[Data records]
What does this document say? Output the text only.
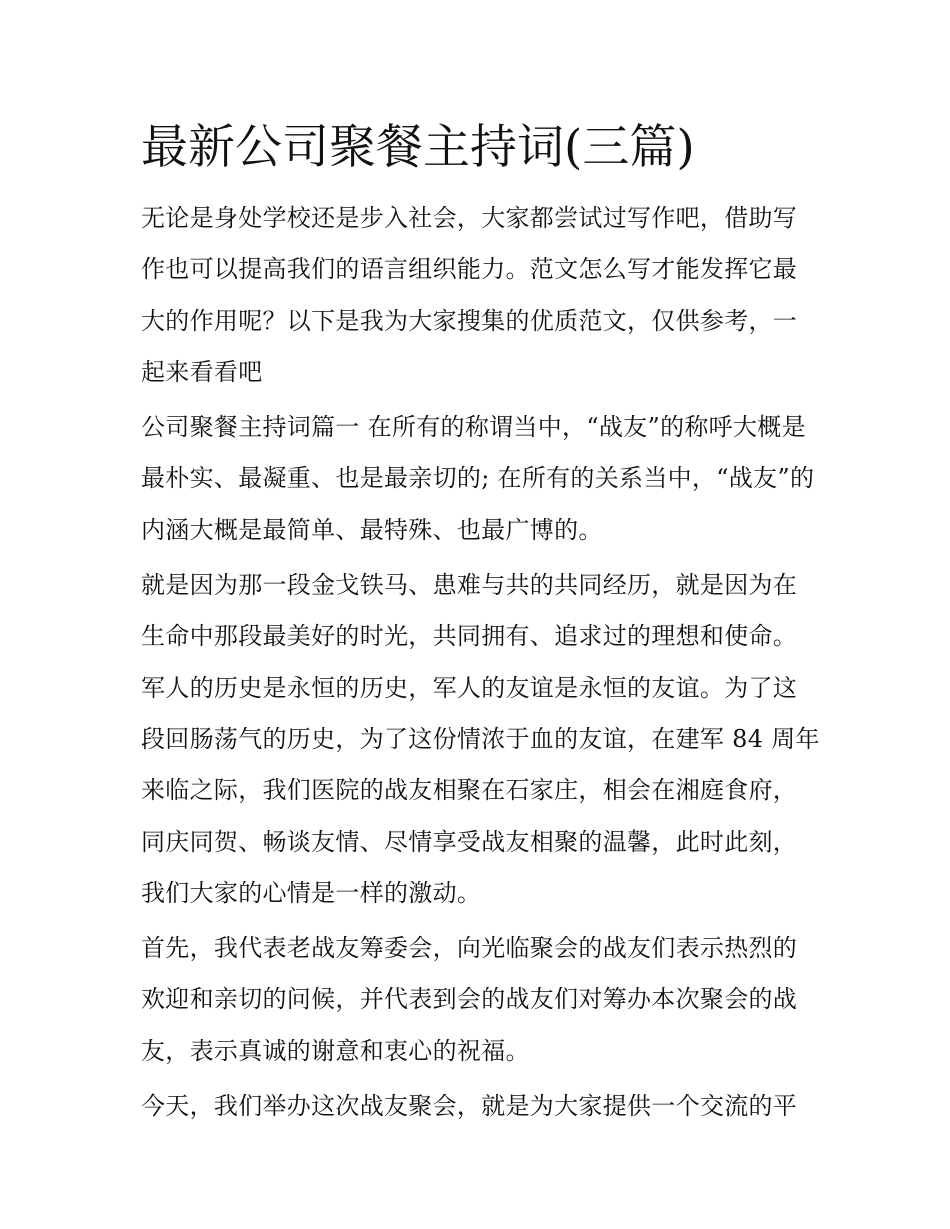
最新公司聚餐主持词(三篇)

无论是身处学校还是步入社会，大家都尝试过写作吧，借助写作也可以提高我们的语言组织能力。范文怎么写才能发挥它最大的作用呢？以下是我为大家搜集的优质范文，仅供参考，一起来看看吧

公司聚餐主持词篇一 在所有的称谓当中，“战友”的称呼大概是最朴实、最凝重、也是最亲切的; 在所有的关系当中，“战友”的内涵大概是最简单、最特殊、也最广博的。

就是因为那一段金戈铁马、患难与共的共同经历，就是因为在生命中那段最美好的时光，共同拥有、追求过的理想和使命。军人的历史是永恒的历史，军人的友谊是永恒的友谊。为了这段回肠荡气的历史，为了这份情浓于血的友谊，在建军 84 周年来临之际，我们医院的战友相聚在石家庄，相会在湘庭食府，同庆同贺、畅谈友情、尽情享受战友相聚的温馨，此时此刻，我们大家的心情是一样的激动。

首先，我代表老战友筹委会，向光临聚会的战友们表示热烈的欢迎和亲切的问候，并代表到会的战友们对筹办本次聚会的战友，表示真诚的谢意和衷心的祝福。

今天，我们举办这次战友聚会，就是为大家提供一个交流的平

» **TASK**:
Copy the whole listing above word for word but do not carry over the pictures.

» **RESULT BELOW**:
What does this document say? Output the text only.
最新公司聚餐主持词(三篇)

无论是身处学校还是步入社会，大家都尝试过写作吧，借助写作也可以提高我们的语言组织能力。范文怎么写才能发挥它最大的作用呢？以下是我为大家搜集的优质范文，仅供参考，一起来看看吧

公司聚餐主持词篇一 在所有的称谓当中，“战友”的称呼大概是最朴实、最凝重、也是最亲切的; 在所有的关系当中，“战友”的内涵大概是最简单、最特殊、也最广博的。

就是因为那一段金戈铁马、患难与共的共同经历，就是因为在生命中那段最美好的时光，共同拥有、追求过的理想和使命。军人的历史是永恒的历史，军人的友谊是永恒的友谊。为了这段回肠荡气的历史，为了这份情浓于血的友谊，在建军 84 周年来临之际，我们医院的战友相聚在石家庄，相会在湘庭食府，同庆同贺、畅谈友情、尽情享受战友相聚的温馨，此时此刻，我们大家的心情是一样的激动。

首先，我代表老战友筹委会，向光临聚会的战友们表示热烈的欢迎和亲切的问候，并代表到会的战友们对筹办本次聚会的战友，表示真诚的谢意和衷心的祝福。

今天，我们举办这次战友聚会，就是为大家提供一个交流的平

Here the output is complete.